▸ **THE TASK**:
All entries must be extracted exactly, with nothing added or dropped.
— Begin DATA PROVIDED —
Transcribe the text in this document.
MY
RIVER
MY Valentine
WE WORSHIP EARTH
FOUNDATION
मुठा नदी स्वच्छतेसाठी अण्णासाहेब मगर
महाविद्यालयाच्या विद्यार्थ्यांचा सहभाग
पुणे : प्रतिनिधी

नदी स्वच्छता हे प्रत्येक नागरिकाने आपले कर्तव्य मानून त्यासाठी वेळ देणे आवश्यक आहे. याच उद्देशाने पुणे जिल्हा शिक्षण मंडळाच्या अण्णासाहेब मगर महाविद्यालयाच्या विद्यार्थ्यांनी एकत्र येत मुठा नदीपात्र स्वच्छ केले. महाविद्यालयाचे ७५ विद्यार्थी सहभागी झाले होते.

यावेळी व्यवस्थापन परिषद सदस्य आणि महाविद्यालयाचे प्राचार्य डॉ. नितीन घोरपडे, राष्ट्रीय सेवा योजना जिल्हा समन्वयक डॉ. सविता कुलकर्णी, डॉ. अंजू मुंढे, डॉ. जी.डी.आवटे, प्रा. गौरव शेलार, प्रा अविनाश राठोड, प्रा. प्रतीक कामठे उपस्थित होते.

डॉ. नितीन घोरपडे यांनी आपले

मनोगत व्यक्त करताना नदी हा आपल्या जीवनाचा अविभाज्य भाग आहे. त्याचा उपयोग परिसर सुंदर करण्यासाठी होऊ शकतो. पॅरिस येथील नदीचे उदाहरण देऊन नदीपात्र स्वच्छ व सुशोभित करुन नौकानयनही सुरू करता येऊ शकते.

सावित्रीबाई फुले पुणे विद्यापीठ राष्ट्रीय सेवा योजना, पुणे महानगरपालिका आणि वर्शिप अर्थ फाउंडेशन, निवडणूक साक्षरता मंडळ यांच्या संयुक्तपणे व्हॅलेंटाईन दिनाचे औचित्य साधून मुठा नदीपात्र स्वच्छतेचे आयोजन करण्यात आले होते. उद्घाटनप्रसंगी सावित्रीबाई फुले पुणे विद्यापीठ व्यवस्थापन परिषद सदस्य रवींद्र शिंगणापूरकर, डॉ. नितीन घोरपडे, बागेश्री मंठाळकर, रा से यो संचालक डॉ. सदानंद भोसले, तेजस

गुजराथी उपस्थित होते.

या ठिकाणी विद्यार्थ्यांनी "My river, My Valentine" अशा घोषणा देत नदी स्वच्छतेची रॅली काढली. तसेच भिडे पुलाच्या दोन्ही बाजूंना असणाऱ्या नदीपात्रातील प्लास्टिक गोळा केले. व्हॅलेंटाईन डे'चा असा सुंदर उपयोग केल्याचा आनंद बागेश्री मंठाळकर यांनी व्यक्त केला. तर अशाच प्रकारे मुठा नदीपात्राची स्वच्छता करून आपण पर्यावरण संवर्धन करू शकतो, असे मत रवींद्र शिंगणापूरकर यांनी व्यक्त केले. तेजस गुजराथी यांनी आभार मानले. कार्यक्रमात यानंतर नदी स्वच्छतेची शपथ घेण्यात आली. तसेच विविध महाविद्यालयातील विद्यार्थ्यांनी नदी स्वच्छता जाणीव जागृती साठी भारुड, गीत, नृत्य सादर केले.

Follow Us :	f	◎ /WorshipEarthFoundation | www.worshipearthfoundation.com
— End DATA PROVIDED —
▸ **PROBLEM SOLUTION**:
Transcribe the text in this document.
MY
RIVER
MY Valentine
WE WORSHIP EARTH
FOUNDATION
मुठा नदी स्वच्छतेसाठी अण्णासाहेब मगर
महाविद्यालयाच्या विद्यार्थ्यांचा सहभाग
पुणे : प्रतिनिधी

नदी स्वच्छता हे प्रत्येक नागरिकाने आपले कर्तव्य मानून त्यासाठी वेळ देणे आवश्यक आहे. याच उद्देशाने पुणे जिल्हा शिक्षण मंडळाच्या अण्णासाहेब मगर महाविद्यालयाच्या विद्यार्थ्यांनी एकत्र येत मुठा नदीपात्र स्वच्छ केले. महाविद्यालयाचे ७५ विद्यार्थी सहभागी झाले होते.

यावेळी व्यवस्थापन परिषद सदस्य आणि महाविद्यालयाचे प्राचार्य डॉ. नितीन घोरपडे, राष्ट्रीय सेवा योजना जिल्हा समन्वयक डॉ. सविता कुलकर्णी, डॉ. अंजू मुंढे, डॉ. जी.डी.आवटे, प्रा. गौरव शेलार, प्रा अविनाश राठोड, प्रा. प्रतीक कामठे उपस्थित होते.

डॉ. नितीन घोरपडे यांनी आपले

मनोगत व्यक्त करताना नदी हा आपल्या जीवनाचा अविभाज्य भाग आहे. त्याचा उपयोग परिसर सुंदर करण्यासाठी होऊ शकतो. पॅरिस येथील नदीचे उदाहरण देऊन नदीपात्र स्वच्छ व सुशोभित करुन नौकानयनही सुरू करता येऊ शकते.

सावित्रीबाई फुले पुणे विद्यापीठ राष्ट्रीय सेवा योजना, पुणे महानगरपालिका आणि वर्शिप अर्थ फाउंडेशन, निवडणूक साक्षरता मंडळ यांच्या संयुक्तपणे व्हॅलेंटाईन दिनाचे औचित्य साधून मुठा नदीपात्र स्वच्छतेचे आयोजन करण्यात आले होते. उद्घाटनप्रसंगी सावित्रीबाई फुले पुणे विद्यापीठ व्यवस्थापन परिषद सदस्य रवींद्र शिंगणापूरकर, डॉ. नितीन घोरपडे, बागेश्री मंठाळकर, रा से यो संचालक डॉ. सदानंद भोसले, तेजस

गुजराथी उपस्थित होते.

या ठिकाणी विद्यार्थ्यांनी "My river, My Valentine" अशा घोषणा देत नदी स्वच्छतेची रॅली काढली. तसेच भिडे पुलाच्या दोन्ही बाजूंना असणाऱ्या नदीपात्रातील प्लास्टिक गोळा केले. व्हॅलेंटाईन डे'चा असा सुंदर उपयोग केल्याचा आनंद बागेश्री मंठाळकर यांनी व्यक्त केला. तर अशाच प्रकारे मुठा नदीपात्राची स्वच्छता करून आपण पर्यावरण संवर्धन करू शकतो, असे मत रवींद्र शिंगणापूरकर यांनी व्यक्त केले. तेजस गुजराथी यांनी आभार मानले. कार्यक्रमात यानंतर नदी स्वच्छतेची शपथ घेण्यात आली. तसेच विविध महाविद्यालयातील विद्यार्थ्यांनी नदी स्वच्छता जाणीव जागृती साठी भारुड, गीत, नृत्य सादर केले.

Follow Us :	f	◎ /WorshipEarthFoundation | www.worshipearthfoundation.com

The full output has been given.